**Set task**
Print the entries below in their entirety, exactly as they are written.
----- Records for this exercise -----
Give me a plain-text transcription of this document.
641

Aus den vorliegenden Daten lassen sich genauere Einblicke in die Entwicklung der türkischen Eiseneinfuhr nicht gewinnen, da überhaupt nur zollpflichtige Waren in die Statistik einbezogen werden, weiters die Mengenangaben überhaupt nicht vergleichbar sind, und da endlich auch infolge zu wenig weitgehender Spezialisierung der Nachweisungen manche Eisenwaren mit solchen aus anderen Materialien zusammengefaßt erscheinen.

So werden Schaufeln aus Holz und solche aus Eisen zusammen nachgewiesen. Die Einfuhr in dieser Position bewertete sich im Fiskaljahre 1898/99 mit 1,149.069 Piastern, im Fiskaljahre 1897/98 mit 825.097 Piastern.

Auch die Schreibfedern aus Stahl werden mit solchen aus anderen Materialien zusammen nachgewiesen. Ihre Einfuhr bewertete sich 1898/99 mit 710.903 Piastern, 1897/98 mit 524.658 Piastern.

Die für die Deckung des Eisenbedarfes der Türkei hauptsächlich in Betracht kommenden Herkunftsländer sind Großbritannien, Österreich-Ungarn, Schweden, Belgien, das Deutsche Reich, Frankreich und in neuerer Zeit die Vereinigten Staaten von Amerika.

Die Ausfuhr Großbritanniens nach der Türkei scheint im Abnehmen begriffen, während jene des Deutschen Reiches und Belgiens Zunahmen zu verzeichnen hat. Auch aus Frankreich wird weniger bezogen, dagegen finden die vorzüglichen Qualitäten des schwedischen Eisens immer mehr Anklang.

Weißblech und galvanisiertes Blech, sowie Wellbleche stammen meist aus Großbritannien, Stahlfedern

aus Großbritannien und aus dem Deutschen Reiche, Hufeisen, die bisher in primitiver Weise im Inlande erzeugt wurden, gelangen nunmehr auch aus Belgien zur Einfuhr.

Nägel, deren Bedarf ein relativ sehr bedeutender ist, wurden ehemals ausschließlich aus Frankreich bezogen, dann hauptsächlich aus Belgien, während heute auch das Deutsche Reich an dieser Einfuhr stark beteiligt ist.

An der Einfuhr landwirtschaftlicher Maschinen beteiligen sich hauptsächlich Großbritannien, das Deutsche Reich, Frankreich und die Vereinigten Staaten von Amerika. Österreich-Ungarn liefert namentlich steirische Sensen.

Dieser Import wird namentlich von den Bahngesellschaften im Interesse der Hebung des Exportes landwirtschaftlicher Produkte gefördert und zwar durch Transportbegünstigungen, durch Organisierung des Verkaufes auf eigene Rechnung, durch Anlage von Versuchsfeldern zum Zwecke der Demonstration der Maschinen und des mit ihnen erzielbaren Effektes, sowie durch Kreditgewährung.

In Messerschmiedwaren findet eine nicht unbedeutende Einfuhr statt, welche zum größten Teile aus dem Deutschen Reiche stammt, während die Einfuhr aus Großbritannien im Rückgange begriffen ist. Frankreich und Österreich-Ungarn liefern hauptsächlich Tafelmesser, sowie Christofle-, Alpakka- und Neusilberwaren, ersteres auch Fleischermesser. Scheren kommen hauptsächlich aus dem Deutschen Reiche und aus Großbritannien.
-----
**Response to this task**
Give me a plain-text transcription of this document.
641

Aus den vorliegenden Daten lassen sich genauere Einblicke in die Entwicklung der türkischen Eiseneinfuhr nicht gewinnen, da überhaupt nur zollpflichtige Waren in die Statistik einbezogen werden, weiters die Mengenangaben überhaupt nicht vergleichbar sind, und da endlich auch infolge zu wenig weitgehender Spezialisierung der Nachweisungen manche Eisenwaren mit solchen aus anderen Materialien zusammengefaßt erscheinen.

So werden Schaufeln aus Holz und solche aus Eisen zusammen nachgewiesen. Die Einfuhr in dieser Position bewertete sich im Fiskaljahre 1898/99 mit 1,149.069 Piastern, im Fiskaljahre 1897/98 mit 825.097 Piastern.

Auch die Schreibfedern aus Stahl werden mit solchen aus anderen Materialien zusammen nachgewiesen. Ihre Einfuhr bewertete sich 1898/99 mit 710.903 Piastern, 1897/98 mit 524.658 Piastern.

Die für die Deckung des Eisenbedarfes der Türkei hauptsächlich in Betracht kommenden Herkunftsländer sind Großbritannien, Österreich-Ungarn, Schweden, Belgien, das Deutsche Reich, Frankreich und in neuerer Zeit die Vereinigten Staaten von Amerika.

Die Ausfuhr Großbritanniens nach der Türkei scheint im Abnehmen begriffen, während jene des Deutschen Reiches und Belgiens Zunahmen zu verzeichnen hat. Auch aus Frankreich wird weniger bezogen, dagegen finden die vorzüglichen Qualitäten des schwedischen Eisens immer mehr Anklang.

Weißblech und galvanisiertes Blech, sowie Wellbleche stammen meist aus Großbritannien, Stahlfedern

aus Großbritannien und aus dem Deutschen Reiche, Hufeisen, die bisher in primitiver Weise im Inlande erzeugt wurden, gelangen nunmehr auch aus Belgien zur Einfuhr.

Nägel, deren Bedarf ein relativ sehr bedeutender ist, wurden ehemals ausschließlich aus Frankreich bezogen, dann hauptsächlich aus Belgien, während heute auch das Deutsche Reich an dieser Einfuhr stark beteiligt ist.

An der Einfuhr landwirtschaftlicher Maschinen beteiligen sich hauptsächlich Großbritannien, das Deutsche Reich, Frankreich und die Vereinigten Staaten von Amerika. Österreich-Ungarn liefert namentlich steirische Sensen.

Dieser Import wird namentlich von den Bahngesellschaften im Interesse der Hebung des Exportes landwirtschaftlicher Produkte gefördert und zwar durch Transportbegünstigungen, durch Organisierung des Verkaufes auf eigene Rechnung, durch Anlage von Versuchsfeldern zum Zwecke der Demonstration der Maschinen und des mit ihnen erzielbaren Effektes, sowie durch Kreditgewährung.

In Messerschmiedwaren findet eine nicht unbedeutende Einfuhr statt, welche zum größten Teile aus dem Deutschen Reiche stammt, während die Einfuhr aus Großbritannien im Rückgange begriffen ist. Frankreich und Österreich-Ungarn liefern hauptsächlich Tafelmesser, sowie Christofle-, Alpakka- und Neusilberwaren, ersteres auch Fleischermesser. Scheren kommen hauptsächlich aus dem Deutschen Reiche und aus Großbritannien.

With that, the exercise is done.